WRITTEN REQUEST: Copy each entry as it stands, leaving nothing out.
---- GIVEN DATA
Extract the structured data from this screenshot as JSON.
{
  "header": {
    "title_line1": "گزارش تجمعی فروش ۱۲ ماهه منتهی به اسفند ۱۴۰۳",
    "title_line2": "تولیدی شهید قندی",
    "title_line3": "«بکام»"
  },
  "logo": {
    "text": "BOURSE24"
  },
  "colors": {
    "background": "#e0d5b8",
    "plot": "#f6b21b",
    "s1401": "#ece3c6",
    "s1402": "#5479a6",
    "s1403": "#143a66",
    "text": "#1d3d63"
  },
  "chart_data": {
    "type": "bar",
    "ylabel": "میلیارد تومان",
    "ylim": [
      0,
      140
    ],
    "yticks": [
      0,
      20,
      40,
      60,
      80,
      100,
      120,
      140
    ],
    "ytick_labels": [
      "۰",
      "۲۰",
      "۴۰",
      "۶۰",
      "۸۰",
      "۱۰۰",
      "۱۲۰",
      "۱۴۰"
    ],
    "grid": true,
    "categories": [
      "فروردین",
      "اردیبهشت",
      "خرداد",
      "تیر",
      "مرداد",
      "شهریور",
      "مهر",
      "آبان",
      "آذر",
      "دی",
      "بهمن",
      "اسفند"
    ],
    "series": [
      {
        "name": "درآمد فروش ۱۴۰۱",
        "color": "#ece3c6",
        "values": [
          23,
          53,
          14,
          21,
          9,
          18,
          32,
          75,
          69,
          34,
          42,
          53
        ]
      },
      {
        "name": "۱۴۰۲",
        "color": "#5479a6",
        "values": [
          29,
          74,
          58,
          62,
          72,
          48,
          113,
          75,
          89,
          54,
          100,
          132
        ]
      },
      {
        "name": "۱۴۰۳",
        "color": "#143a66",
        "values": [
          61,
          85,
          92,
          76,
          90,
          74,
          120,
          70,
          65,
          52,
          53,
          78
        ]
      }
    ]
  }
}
--------
RESULT OF THE EXERCISE:
Extract the structured data from this screenshot as JSON.
{
  "header": {
    "title_line1": "گزارش تجمعی فروش ۱۲ ماهه منتهی به اسفند ۱۴۰۳",
    "title_line2": "تولیدی شهید قندی",
    "title_line3": "«بکام»"
  },
  "logo": {
    "text": "BOURSE24"
  },
  "colors": {
    "background": "#e0d5b8",
    "plot": "#f6b21b",
    "s1401": "#ece3c6",
    "s1402": "#5479a6",
    "s1403": "#143a66",
    "text": "#1d3d63"
  },
  "chart_data": {
    "type": "bar",
    "ylabel": "میلیارد تومان",
    "ylim": [
      0,
      140
    ],
    "yticks": [
      0,
      20,
      40,
      60,
      80,
      100,
      120,
      140
    ],
    "ytick_labels": [
      "۰",
      "۲۰",
      "۴۰",
      "۶۰",
      "۸۰",
      "۱۰۰",
      "۱۲۰",
      "۱۴۰"
    ],
    "grid": true,
    "categories": [
      "فروردین",
      "اردیبهشت",
      "خرداد",
      "تیر",
      "مرداد",
      "شهریور",
      "مهر",
      "آبان",
      "آذر",
      "دی",
      "بهمن",
      "اسفند"
    ],
    "series": [
      {
        "name": "درآمد فروش ۱۴۰۱",
        "color": "#ece3c6",
        "values": [
          23,
          53,
          14,
          21,
          9,
          18,
          32,
          75,
          69,
          34,
          42,
          53
        ]
      },
      {
        "name": "۱۴۰۲",
        "color": "#5479a6",
        "values": [
          29,
          74,
          58,
          62,
          72,
          48,
          113,
          75,
          89,
          54,
          100,
          132
        ]
      },
      {
        "name": "۱۴۰۳",
        "color": "#143a66",
        "values": [
          61,
          85,
          92,
          76,
          90,
          74,
          120,
          70,
          65,
          52,
          53,
          78
        ]
      }
    ]
  }
}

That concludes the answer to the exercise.